THE EXERCISE: The records are to be restated in their entirety, word for word.

Stored records:
___

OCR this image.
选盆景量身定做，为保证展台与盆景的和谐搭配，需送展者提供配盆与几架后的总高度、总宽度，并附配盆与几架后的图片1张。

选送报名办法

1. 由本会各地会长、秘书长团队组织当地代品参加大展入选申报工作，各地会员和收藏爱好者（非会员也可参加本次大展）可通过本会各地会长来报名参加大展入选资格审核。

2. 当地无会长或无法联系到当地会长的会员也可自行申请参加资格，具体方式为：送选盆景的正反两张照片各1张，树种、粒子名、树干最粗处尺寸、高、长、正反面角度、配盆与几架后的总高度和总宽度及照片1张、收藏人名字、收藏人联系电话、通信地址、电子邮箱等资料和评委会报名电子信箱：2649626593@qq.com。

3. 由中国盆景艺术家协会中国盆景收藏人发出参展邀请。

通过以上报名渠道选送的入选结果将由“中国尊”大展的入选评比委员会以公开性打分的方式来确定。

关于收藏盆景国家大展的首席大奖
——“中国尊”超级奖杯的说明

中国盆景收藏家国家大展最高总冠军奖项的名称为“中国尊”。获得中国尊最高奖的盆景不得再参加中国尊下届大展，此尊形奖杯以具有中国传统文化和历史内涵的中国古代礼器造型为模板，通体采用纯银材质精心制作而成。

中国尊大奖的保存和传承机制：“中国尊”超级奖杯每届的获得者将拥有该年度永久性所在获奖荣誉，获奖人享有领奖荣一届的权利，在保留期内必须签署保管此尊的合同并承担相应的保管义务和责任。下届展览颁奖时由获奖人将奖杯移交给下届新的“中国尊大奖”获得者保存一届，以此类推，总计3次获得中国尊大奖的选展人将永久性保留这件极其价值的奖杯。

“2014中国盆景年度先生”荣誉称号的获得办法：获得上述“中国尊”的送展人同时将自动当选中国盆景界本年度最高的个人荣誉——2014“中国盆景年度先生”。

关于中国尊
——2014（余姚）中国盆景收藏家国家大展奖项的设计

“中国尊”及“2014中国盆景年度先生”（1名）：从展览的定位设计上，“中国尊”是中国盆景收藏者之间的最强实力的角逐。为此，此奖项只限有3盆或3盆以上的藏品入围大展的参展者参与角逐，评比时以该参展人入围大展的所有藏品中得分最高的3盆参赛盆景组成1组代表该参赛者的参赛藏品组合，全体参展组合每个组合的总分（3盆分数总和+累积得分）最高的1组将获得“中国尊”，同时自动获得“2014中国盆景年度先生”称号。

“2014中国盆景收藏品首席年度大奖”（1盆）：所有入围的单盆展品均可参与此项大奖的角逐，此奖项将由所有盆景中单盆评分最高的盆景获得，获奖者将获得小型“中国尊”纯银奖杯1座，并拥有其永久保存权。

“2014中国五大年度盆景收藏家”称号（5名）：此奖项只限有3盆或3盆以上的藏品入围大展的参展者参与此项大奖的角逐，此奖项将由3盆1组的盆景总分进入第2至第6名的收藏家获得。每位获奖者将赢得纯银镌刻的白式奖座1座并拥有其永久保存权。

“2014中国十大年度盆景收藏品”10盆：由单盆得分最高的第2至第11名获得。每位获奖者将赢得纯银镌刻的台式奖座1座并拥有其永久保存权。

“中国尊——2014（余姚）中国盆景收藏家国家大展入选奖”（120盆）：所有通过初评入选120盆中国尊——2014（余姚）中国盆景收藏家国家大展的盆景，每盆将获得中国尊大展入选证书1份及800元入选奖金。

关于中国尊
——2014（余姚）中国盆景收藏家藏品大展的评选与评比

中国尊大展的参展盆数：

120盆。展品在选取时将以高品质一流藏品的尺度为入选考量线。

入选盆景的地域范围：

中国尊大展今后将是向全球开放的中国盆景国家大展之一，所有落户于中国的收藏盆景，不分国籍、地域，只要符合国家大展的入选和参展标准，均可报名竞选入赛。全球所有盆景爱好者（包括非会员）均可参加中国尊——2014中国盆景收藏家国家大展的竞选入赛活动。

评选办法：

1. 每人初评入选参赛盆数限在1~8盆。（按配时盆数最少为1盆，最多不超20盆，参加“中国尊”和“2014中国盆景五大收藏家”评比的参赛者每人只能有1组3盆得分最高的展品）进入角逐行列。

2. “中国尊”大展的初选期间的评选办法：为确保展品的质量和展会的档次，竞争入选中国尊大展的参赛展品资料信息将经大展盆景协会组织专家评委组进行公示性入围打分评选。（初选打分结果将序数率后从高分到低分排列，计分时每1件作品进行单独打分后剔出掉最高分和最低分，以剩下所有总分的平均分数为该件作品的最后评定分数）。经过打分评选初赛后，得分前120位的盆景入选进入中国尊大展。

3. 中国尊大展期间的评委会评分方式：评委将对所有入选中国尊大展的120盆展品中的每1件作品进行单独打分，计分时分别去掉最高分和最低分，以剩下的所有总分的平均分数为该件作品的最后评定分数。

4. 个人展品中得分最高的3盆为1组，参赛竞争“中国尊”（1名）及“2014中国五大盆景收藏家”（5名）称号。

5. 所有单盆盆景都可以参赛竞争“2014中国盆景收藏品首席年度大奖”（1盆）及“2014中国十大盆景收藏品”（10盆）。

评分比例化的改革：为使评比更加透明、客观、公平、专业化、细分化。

___

EXPECTED OUTPUT:
OCR this image.
选盆景量身定做，为保证展台与盆景的和谐搭配，需送展者提供配盆与几架后的总高度、总宽度，并附配盆与几架后的图片1张。

选送报名办法

1. 由本会各地会长、秘书长团队组织当地代品参加大展入选申报工作，各地会员和收藏爱好者（非会员也可参加本次大展）可通过本会各地会长来报名参加大展入选资格审核。

2. 当地无会长或无法联系到当地会长的会员也可自行申请参加资格，具体方式为：送选盆景的正反两张照片各1张，树种、粒子名、树干最粗处尺寸、高、长、正反面角度、配盆与几架后的总高度和总宽度及照片1张、收藏人名字、收藏人联系电话、通信地址、电子邮箱等资料和评委会报名电子信箱：2649626593@qq.com。

3. 由中国盆景艺术家协会中国盆景收藏人发出参展邀请。

通过以上报名渠道选送的入选结果将由“中国尊”大展的入选评比委员会以公开性打分的方式来确定。

关于收藏盆景国家大展的首席大奖
——“中国尊”超级奖杯的说明

中国盆景收藏家国家大展最高总冠军奖项的名称为“中国尊”。获得中国尊最高奖的盆景不得再参加中国尊下届大展，此尊形奖杯以具有中国传统文化和历史内涵的中国古代礼器造型为模板，通体采用纯银材质精心制作而成。

中国尊大奖的保存和传承机制：“中国尊”超级奖杯每届的获得者将拥有该年度永久性所在获奖荣誉，获奖人享有领奖荣一届的权利，在保留期内必须签署保管此尊的合同并承担相应的保管义务和责任。下届展览颁奖时由获奖人将奖杯移交给下届新的“中国尊大奖”获得者保存一届，以此类推，总计3次获得中国尊大奖的选展人将永久性保留这件极其价值的奖杯。

“2014中国盆景年度先生”荣誉称号的获得办法：获得上述“中国尊”的送展人同时将自动当选中国盆景界本年度最高的个人荣誉——2014“中国盆景年度先生”。

关于中国尊
——2014（余姚）中国盆景收藏家国家大展奖项的设计

“中国尊”及“2014中国盆景年度先生”（1名）：从展览的定位设计上，“中国尊”是中国盆景收藏者之间的最强实力的角逐。为此，此奖项只限有3盆或3盆以上的藏品入围大展的参展者参与角逐，评比时以该参展人入围大展的所有藏品中得分最高的3盆参赛盆景组成1组代表该参赛者的参赛藏品组合，全体参展组合每个组合的总分（3盆分数总和+累积得分）最高的1组将获得“中国尊”，同时自动获得“2014中国盆景年度先生”称号。

“2014中国盆景收藏品首席年度大奖”（1盆）：所有入围的单盆展品均可参与此项大奖的角逐，此奖项将由所有盆景中单盆评分最高的盆景获得，获奖者将获得小型“中国尊”纯银奖杯1座，并拥有其永久保存权。

“2014中国五大年度盆景收藏家”称号（5名）：此奖项只限有3盆或3盆以上的藏品入围大展的参展者参与此项大奖的角逐，此奖项将由3盆1组的盆景总分进入第2至第6名的收藏家获得。每位获奖者将赢得纯银镌刻的白式奖座1座并拥有其永久保存权。

“2014中国十大年度盆景收藏品”10盆：由单盆得分最高的第2至第11名获得。每位获奖者将赢得纯银镌刻的台式奖座1座并拥有其永久保存权。

“中国尊——2014（余姚）中国盆景收藏家国家大展入选奖”（120盆）：所有通过初评入选120盆中国尊——2014（余姚）中国盆景收藏家国家大展的盆景，每盆将获得中国尊大展入选证书1份及800元入选奖金。

关于中国尊
——2014（余姚）中国盆景收藏家藏品大展的评选与评比

中国尊大展的参展盆数：

120盆。展品在选取时将以高品质一流藏品的尺度为入选考量线。

入选盆景的地域范围：

中国尊大展今后将是向全球开放的中国盆景国家大展之一，所有落户于中国的收藏盆景，不分国籍、地域，只要符合国家大展的入选和参展标准，均可报名竞选入赛。全球所有盆景爱好者（包括非会员）均可参加中国尊——2014中国盆景收藏家国家大展的竞选入赛活动。

评选办法：

1. 每人初评入选参赛盆数限在1~8盆。（按配时盆数最少为1盆，最多不超20盆，参加“中国尊”和“2014中国盆景五大收藏家”评比的参赛者每人只能有1组3盆得分最高的展品）进入角逐行列。

2. “中国尊”大展的初选期间的评选办法：为确保展品的质量和展会的档次，竞争入选中国尊大展的参赛展品资料信息将经大展盆景协会组织专家评委组进行公示性入围打分评选。（初选打分结果将序数率后从高分到低分排列，计分时每1件作品进行单独打分后剔出掉最高分和最低分，以剩下所有总分的平均分数为该件作品的最后评定分数）。经过打分评选初赛后，得分前120位的盆景入选进入中国尊大展。

3. 中国尊大展期间的评委会评分方式：评委将对所有入选中国尊大展的120盆展品中的每1件作品进行单独打分，计分时分别去掉最高分和最低分，以剩下的所有总分的平均分数为该件作品的最后评定分数。

4. 个人展品中得分最高的3盆为1组，参赛竞争“中国尊”（1名）及“2014中国五大盆景收藏家”（5名）称号。

5. 所有单盆盆景都可以参赛竞争“2014中国盆景收藏品首席年度大奖”（1盆）及“2014中国十大盆景收藏品”（10盆）。

评分比例化的改革：为使评比更加透明、客观、公平、专业化、细分化。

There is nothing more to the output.